### PROBLEM TO WORK ON
Output the entries word for word. Omit images.

### GIVEN ENTRIES
——————————

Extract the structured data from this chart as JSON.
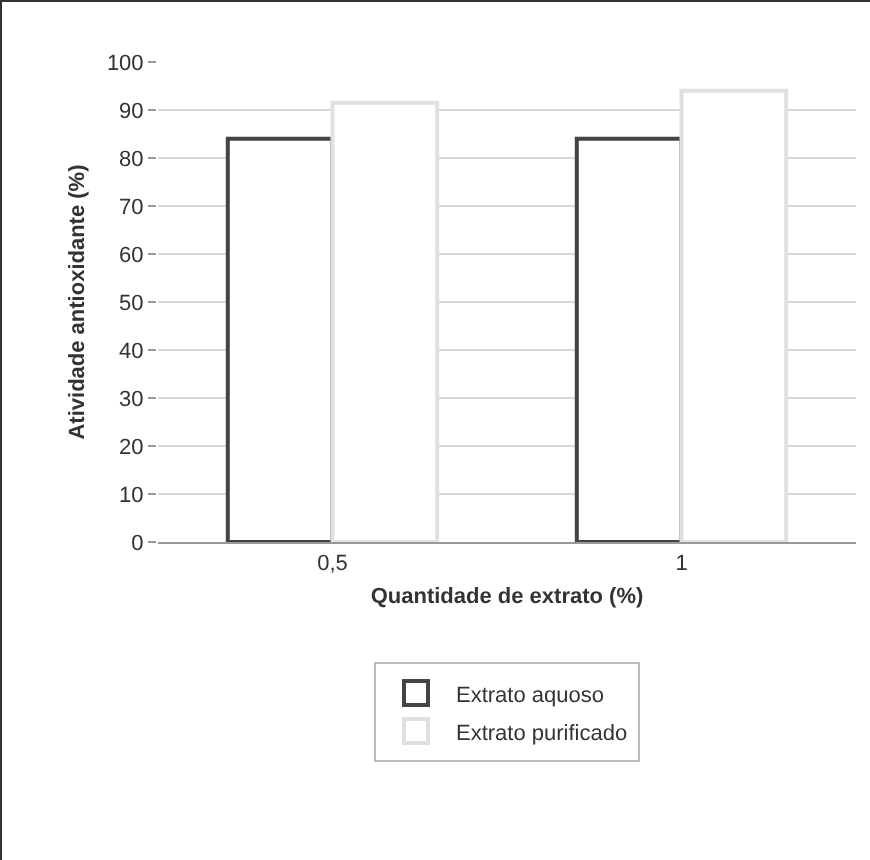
{
  "chart_data": {
    "type": "bar",
    "xlabel": "Quantidade de extrato (%)",
    "ylabel": "Atividade antioxidante (%)",
    "categories": [
      "0,5",
      "1"
    ],
    "series": [
      {
        "name": "Extrato aquoso",
        "color": "#444444",
        "values": [
          84,
          84
        ]
      },
      {
        "name": "Extrato purificado",
        "color": "#e0e0e0",
        "values": [
          91.5,
          94
        ]
      }
    ],
    "ylim": [
      0,
      100
    ],
    "yticks": [
      0,
      10,
      20,
      30,
      40,
      50,
      60,
      70,
      80,
      90,
      100
    ],
    "grid": "y",
    "legend": "bottom"
  }
}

——————————

### RESPONSE
Extract the structured data from this chart as JSON.
{
  "chart_data": {
    "type": "bar",
    "xlabel": "Quantidade de extrato (%)",
    "ylabel": "Atividade antioxidante (%)",
    "categories": [
      "0,5",
      "1"
    ],
    "series": [
      {
        "name": "Extrato aquoso",
        "color": "#444444",
        "values": [
          84,
          84
        ]
      },
      {
        "name": "Extrato purificado",
        "color": "#e0e0e0",
        "values": [
          91.5,
          94
        ]
      }
    ],
    "ylim": [
      0,
      100
    ],
    "yticks": [
      0,
      10,
      20,
      30,
      40,
      50,
      60,
      70,
      80,
      90,
      100
    ],
    "grid": "y",
    "legend": "bottom"
  }
}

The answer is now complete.